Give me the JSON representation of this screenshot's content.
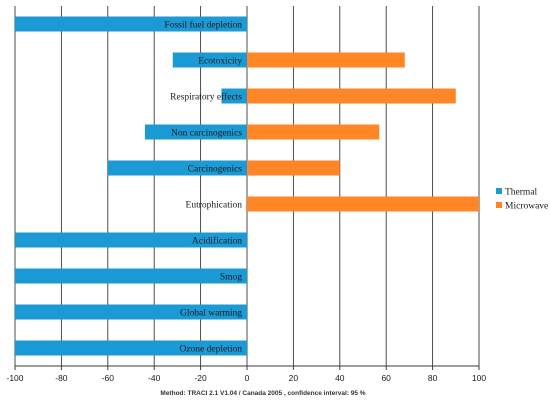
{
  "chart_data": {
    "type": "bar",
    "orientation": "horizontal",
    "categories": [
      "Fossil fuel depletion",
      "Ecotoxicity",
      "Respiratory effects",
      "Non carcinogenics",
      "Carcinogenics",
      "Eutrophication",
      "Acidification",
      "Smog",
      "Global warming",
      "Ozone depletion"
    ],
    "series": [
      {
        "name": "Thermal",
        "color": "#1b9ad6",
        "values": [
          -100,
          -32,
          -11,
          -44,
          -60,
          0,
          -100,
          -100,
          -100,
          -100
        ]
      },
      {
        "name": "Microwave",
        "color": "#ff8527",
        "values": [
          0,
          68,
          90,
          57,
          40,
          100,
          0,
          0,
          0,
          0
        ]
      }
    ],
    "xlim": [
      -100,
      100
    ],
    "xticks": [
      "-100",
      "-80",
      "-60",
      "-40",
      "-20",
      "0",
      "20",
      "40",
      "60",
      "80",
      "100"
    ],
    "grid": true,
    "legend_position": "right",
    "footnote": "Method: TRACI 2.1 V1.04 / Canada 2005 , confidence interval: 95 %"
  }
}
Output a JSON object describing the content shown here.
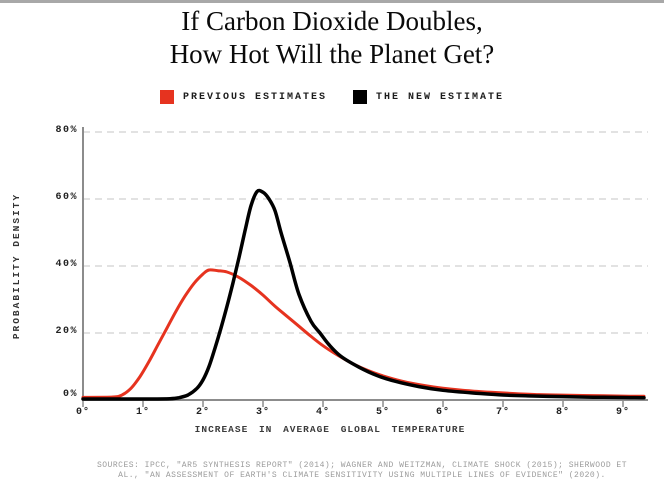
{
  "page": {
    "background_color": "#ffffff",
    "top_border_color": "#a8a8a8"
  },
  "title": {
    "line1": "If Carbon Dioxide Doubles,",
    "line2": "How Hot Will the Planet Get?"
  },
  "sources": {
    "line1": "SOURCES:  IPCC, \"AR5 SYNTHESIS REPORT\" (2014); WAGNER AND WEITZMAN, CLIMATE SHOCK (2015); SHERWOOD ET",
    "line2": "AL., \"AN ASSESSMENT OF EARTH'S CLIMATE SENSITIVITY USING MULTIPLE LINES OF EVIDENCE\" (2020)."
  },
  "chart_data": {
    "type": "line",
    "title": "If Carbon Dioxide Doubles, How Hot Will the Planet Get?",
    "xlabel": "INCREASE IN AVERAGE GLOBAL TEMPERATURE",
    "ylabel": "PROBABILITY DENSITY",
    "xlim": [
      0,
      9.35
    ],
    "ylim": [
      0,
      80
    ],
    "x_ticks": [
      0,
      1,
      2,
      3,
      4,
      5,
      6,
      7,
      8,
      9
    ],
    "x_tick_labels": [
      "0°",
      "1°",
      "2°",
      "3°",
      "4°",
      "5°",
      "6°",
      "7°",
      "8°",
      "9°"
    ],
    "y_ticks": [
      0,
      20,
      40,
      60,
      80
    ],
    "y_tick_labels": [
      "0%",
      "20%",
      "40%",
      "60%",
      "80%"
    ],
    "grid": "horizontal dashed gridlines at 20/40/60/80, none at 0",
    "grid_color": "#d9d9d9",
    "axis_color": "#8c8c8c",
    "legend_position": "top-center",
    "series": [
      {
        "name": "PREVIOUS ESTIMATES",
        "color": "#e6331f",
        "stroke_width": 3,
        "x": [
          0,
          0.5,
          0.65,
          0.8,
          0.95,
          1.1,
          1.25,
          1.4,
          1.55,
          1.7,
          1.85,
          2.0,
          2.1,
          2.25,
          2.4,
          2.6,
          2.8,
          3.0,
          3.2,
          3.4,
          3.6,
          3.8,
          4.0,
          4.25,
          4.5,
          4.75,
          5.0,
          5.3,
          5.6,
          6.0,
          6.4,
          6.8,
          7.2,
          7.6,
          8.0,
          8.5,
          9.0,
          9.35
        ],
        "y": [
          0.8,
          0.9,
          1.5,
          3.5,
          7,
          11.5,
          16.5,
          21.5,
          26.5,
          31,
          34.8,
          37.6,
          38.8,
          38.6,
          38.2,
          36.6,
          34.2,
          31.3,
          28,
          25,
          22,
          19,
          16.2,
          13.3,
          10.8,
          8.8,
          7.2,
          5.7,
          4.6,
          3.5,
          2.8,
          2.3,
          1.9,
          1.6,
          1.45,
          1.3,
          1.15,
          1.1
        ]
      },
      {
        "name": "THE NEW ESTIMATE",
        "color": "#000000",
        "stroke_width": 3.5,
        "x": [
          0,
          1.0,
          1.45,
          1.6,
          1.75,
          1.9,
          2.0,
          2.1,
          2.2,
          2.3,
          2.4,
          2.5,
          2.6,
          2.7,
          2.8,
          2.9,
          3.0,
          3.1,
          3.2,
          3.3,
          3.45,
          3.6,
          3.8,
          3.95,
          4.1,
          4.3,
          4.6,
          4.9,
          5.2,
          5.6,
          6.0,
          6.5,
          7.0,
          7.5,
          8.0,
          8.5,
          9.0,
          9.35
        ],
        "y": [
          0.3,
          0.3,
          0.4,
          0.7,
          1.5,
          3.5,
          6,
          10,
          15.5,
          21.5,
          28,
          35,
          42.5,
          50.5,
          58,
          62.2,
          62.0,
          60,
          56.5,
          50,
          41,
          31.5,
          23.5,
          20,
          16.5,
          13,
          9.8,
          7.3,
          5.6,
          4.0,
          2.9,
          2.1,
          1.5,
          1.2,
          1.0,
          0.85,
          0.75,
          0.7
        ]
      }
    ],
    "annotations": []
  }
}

━━━━━━━━━━━━━━━━━━━━

### REQUIRED WORK
Omit every picture while copying the listing above exactly.

### RESPONSE BELOW
Give me the JSON representation of this screenshot's content.
{
  "chart_data": {
    "type": "bar",
    "orientation": "horizontal",
    "categories": [
      "Fossil fuel depletion",
      "Ecotoxicity",
      "Respiratory effects",
      "Non carcinogenics",
      "Carcinogenics",
      "Eutrophication",
      "Acidification",
      "Smog",
      "Global warming",
      "Ozone depletion"
    ],
    "series": [
      {
        "name": "Thermal",
        "color": "#1b9ad6",
        "values": [
          -100,
          -32,
          -11,
          -44,
          -60,
          0,
          -100,
          -100,
          -100,
          -100
        ]
      },
      {
        "name": "Microwave",
        "color": "#ff8527",
        "values": [
          0,
          68,
          90,
          57,
          40,
          100,
          0,
          0,
          0,
          0
        ]
      }
    ],
    "xlim": [
      -100,
      100
    ],
    "xticks": [
      "-100",
      "-80",
      "-60",
      "-40",
      "-20",
      "0",
      "20",
      "40",
      "60",
      "80",
      "100"
    ],
    "grid": true,
    "legend_position": "right",
    "footnote": "Method: TRACI 2.1 V1.04 / Canada 2005 , confidence interval: 95 %"
  }
}
Output a JSON object describing the content shown here.
{
  "page": {
    "background_color": "#ffffff",
    "top_border_color": "#a8a8a8"
  },
  "title": {
    "line1": "If Carbon Dioxide Doubles,",
    "line2": "How Hot Will the Planet Get?"
  },
  "sources": {
    "line1": "SOURCES:  IPCC, \"AR5 SYNTHESIS REPORT\" (2014); WAGNER AND WEITZMAN, CLIMATE SHOCK (2015); SHERWOOD ET",
    "line2": "AL., \"AN ASSESSMENT OF EARTH'S CLIMATE SENSITIVITY USING MULTIPLE LINES OF EVIDENCE\" (2020)."
  },
  "chart_data": {
    "type": "line",
    "title": "If Carbon Dioxide Doubles, How Hot Will the Planet Get?",
    "xlabel": "INCREASE IN AVERAGE GLOBAL TEMPERATURE",
    "ylabel": "PROBABILITY DENSITY",
    "xlim": [
      0,
      9.35
    ],
    "ylim": [
      0,
      80
    ],
    "x_ticks": [
      0,
      1,
      2,
      3,
      4,
      5,
      6,
      7,
      8,
      9
    ],
    "x_tick_labels": [
      "0°",
      "1°",
      "2°",
      "3°",
      "4°",
      "5°",
      "6°",
      "7°",
      "8°",
      "9°"
    ],
    "y_ticks": [
      0,
      20,
      40,
      60,
      80
    ],
    "y_tick_labels": [
      "0%",
      "20%",
      "40%",
      "60%",
      "80%"
    ],
    "grid": "horizontal dashed gridlines at 20/40/60/80, none at 0",
    "grid_color": "#d9d9d9",
    "axis_color": "#8c8c8c",
    "legend_position": "top-center",
    "series": [
      {
        "name": "PREVIOUS ESTIMATES",
        "color": "#e6331f",
        "stroke_width": 3,
        "x": [
          0,
          0.5,
          0.65,
          0.8,
          0.95,
          1.1,
          1.25,
          1.4,
          1.55,
          1.7,
          1.85,
          2.0,
          2.1,
          2.25,
          2.4,
          2.6,
          2.8,
          3.0,
          3.2,
          3.4,
          3.6,
          3.8,
          4.0,
          4.25,
          4.5,
          4.75,
          5.0,
          5.3,
          5.6,
          6.0,
          6.4,
          6.8,
          7.2,
          7.6,
          8.0,
          8.5,
          9.0,
          9.35
        ],
        "y": [
          0.8,
          0.9,
          1.5,
          3.5,
          7,
          11.5,
          16.5,
          21.5,
          26.5,
          31,
          34.8,
          37.6,
          38.8,
          38.6,
          38.2,
          36.6,
          34.2,
          31.3,
          28,
          25,
          22,
          19,
          16.2,
          13.3,
          10.8,
          8.8,
          7.2,
          5.7,
          4.6,
          3.5,
          2.8,
          2.3,
          1.9,
          1.6,
          1.45,
          1.3,
          1.15,
          1.1
        ]
      },
      {
        "name": "THE NEW ESTIMATE",
        "color": "#000000",
        "stroke_width": 3.5,
        "x": [
          0,
          1.0,
          1.45,
          1.6,
          1.75,
          1.9,
          2.0,
          2.1,
          2.2,
          2.3,
          2.4,
          2.5,
          2.6,
          2.7,
          2.8,
          2.9,
          3.0,
          3.1,
          3.2,
          3.3,
          3.45,
          3.6,
          3.8,
          3.95,
          4.1,
          4.3,
          4.6,
          4.9,
          5.2,
          5.6,
          6.0,
          6.5,
          7.0,
          7.5,
          8.0,
          8.5,
          9.0,
          9.35
        ],
        "y": [
          0.3,
          0.3,
          0.4,
          0.7,
          1.5,
          3.5,
          6,
          10,
          15.5,
          21.5,
          28,
          35,
          42.5,
          50.5,
          58,
          62.2,
          62.0,
          60,
          56.5,
          50,
          41,
          31.5,
          23.5,
          20,
          16.5,
          13,
          9.8,
          7.3,
          5.6,
          4.0,
          2.9,
          2.1,
          1.5,
          1.2,
          1.0,
          0.85,
          0.75,
          0.7
        ]
      }
    ],
    "annotations": []
  }
}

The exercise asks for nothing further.